Alıştırma Görevi:
Seçilen metne göre Türkiye, uzun süre direnmesine rağmen IŞİD'e karşı koalisyona neden katıldı? Bir ila üç cümleyle açıklayın.

IŞİD’i Türkiye’nin iç sorunu yapma çabaları

Bölgede bir IŞİD gerçekliği var, ama daha da ötesi müthiş bir “IŞİD'leştirme” gerçekliği bulunmaktadır. Bu yönüyle IŞİD, adeta şimşekleri üzerine çeken paratoner işlevi görmekte, yöneldiği ya da yöneltildiği her alana adeta yıldırım düşmektedir. - image001 1

IŞİD bahanesiyle Ortadoğu ve Akdeniz, bir yandan asker ve cephane yığınağı haline getirilirken diğer yandan da uçaklar için hangar alanına çevrilmiş durumdadır.

Bölgede bir IŞİD gerçekliği var, ama daha da ötesi müthiş bir “IŞİD’leştirme” gerçekliği bulunmaktadır. Bu yönüyle IŞİD, adeta şimşekleri üzerine çeken paratoner işlevi görmekte, yöneldiği ya da yöneltildiği her alana adeta yıldırım düşmektedir.

Nasıl çıktığı belli olsa da, nasıl bu denli geliştiği hala tartışma konusu olan IŞİD, bölgesel istikrarsızlığı esas alan güçler için adeta nimet vazifesi icra etmektedir. Güç odakları, kimilerine IŞİD’e katkı sunma iddiası üzerinden müdahale ederken, kimilerine de IŞİD’le mücadeleye yeterli desteği vermediği iddialarıyla bir şekilde müdahalede bulunmaktadır.

Türkiye’de bir dizi bombalı eylemin son halkası İstanbul Sultanahmet’te icra edildi. Hemen akabinde “IŞİD’le mücadele kararlılığı” vurguları havada uçuşurken, temelde Irak-Suriye merkezli olan IŞİD, giderek Türkiye’nin de ciddi sorunlarından birisine dönüştüğünü herhalde fark ediyorsunuzdur.

İyi de bu duruma nasıl gelindi? Bu sorun neden Türkiye’nin de öncelikli sorunları arasına sığdırıldı?

Aslına bakılırsa IŞİD, her ne kadar Türkiye’yi bir transit geçiş alanı olarak kullanıyorduysa da, temelde Türkiye üzerine plan, proje veya iddiaları olan bir özelliğe sahip değildi. Türkiye elbette kendi topraklarını örgütün geçiş güzergahı olmaktan kurtarması hakkı vardı, ama çok da gerekli değilken aniden IŞİD’e karşı koalisyona katılmayı kabul etmesi, düzenlenen hava saldırılarına eşlik edip topraklarını hava saldırılarına açması, ister istemez bir girdaba sürüklenme olasılığının kapısını da aralaması anlamına gelmekteydi.

Türkiye’nin aslında koalisyona katılmamak için epeyce direndiğini biliyoruz. Ancak PKK/PYD üzerinden sıkıştırılması, koalisyona katılmaya mecbur bırakma politikasının bir gereğiydi. Türkiye direndikçe “IŞİD’leştirme” propagandasına maruz bırakıldı. Neticede koalisyona katılarak kendisi de “IŞİD’le mücadelenin” ortakları arasına giriverdi. Elbette bu durumun bir faturası da olacaktı. Neticede IŞİD elemanlarının eylemlilik sürecine girmeleri, Türkiye’nin koalisyona katılmasına verilen bir yanıt idi.

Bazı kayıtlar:
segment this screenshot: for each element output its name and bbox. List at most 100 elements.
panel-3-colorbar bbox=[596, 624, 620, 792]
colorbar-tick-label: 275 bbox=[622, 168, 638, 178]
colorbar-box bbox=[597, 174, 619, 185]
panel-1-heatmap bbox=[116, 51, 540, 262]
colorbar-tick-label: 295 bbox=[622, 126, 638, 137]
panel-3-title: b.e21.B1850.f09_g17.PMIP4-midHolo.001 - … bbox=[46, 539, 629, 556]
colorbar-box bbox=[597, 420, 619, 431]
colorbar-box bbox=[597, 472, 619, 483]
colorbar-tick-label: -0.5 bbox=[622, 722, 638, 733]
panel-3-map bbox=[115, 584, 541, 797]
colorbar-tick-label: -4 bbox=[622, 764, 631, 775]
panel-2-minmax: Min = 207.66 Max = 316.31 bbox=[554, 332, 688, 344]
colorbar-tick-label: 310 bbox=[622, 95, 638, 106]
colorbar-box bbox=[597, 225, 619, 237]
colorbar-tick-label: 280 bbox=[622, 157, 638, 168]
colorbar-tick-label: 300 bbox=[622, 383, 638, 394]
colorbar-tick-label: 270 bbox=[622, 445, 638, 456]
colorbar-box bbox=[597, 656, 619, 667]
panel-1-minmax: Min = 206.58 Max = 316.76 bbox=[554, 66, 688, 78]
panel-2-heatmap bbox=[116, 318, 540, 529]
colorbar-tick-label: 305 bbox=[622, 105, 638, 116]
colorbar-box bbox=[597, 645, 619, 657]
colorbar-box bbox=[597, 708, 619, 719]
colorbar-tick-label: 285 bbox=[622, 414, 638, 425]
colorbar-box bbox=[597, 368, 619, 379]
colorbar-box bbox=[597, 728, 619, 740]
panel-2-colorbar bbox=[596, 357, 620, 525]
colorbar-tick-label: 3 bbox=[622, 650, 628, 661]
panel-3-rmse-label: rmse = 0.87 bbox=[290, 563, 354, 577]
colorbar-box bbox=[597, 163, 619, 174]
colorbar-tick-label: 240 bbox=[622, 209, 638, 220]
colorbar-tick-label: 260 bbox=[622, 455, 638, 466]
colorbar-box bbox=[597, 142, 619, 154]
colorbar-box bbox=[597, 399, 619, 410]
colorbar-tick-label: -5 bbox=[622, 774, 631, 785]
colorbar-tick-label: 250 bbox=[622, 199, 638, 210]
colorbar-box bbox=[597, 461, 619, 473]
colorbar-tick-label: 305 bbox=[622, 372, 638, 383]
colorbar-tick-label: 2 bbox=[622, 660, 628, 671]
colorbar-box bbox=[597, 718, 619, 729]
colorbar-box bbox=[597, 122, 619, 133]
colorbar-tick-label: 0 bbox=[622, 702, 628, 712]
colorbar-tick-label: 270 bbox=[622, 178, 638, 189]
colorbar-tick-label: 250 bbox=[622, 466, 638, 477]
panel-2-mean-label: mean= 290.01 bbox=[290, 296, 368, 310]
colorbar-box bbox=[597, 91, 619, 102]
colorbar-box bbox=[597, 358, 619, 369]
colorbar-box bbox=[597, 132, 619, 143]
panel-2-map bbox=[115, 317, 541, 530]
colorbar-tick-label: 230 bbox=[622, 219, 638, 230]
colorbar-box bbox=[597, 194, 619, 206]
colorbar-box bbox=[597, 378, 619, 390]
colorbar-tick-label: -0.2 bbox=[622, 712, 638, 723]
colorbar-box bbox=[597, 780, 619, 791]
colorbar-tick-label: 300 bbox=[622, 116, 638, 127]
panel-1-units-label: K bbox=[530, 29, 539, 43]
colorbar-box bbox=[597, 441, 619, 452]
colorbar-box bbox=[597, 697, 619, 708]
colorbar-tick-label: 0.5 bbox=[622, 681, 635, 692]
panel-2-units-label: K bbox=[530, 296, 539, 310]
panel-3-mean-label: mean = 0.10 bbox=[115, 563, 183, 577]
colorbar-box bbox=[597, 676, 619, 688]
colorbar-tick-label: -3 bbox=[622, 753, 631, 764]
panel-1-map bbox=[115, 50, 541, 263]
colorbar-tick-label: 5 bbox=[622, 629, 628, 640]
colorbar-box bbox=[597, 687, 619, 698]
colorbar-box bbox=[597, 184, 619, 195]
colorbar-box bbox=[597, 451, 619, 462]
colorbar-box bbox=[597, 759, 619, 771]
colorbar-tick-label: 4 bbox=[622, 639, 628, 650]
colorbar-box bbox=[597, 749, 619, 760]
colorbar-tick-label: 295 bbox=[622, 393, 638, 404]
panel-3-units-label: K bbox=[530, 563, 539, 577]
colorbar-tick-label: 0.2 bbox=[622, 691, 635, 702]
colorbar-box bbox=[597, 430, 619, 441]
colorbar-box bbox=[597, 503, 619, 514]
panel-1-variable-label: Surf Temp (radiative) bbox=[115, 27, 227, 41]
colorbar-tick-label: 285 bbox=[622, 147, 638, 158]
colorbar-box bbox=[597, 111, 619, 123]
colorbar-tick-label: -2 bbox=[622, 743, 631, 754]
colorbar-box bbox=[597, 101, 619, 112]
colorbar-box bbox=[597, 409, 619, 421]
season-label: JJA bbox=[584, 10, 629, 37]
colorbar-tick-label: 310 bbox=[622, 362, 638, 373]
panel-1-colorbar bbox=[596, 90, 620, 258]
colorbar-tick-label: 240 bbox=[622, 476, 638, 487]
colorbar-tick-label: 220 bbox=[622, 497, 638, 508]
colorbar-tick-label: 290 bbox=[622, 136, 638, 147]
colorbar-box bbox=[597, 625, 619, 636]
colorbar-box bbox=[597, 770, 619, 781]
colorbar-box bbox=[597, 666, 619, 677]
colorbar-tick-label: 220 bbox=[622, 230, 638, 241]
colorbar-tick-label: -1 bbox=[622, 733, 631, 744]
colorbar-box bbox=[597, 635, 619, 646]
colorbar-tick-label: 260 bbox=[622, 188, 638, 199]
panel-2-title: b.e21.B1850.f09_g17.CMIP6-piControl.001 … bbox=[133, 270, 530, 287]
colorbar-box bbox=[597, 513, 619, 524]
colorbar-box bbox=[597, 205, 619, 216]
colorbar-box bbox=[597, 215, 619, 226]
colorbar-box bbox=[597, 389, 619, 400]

Sonuç:
Türkiye PKK/PYD üzerinden sıkıştırıldı. Metne göre bu, onu koalisyona katılmaya mecbur bırakma politikasının bir gereğiydi. Ayrıca Türkiye direndikçe "IŞİD'leştirme" propagandasına maruz bırakıldı ve sonunda koalisyona katıldı.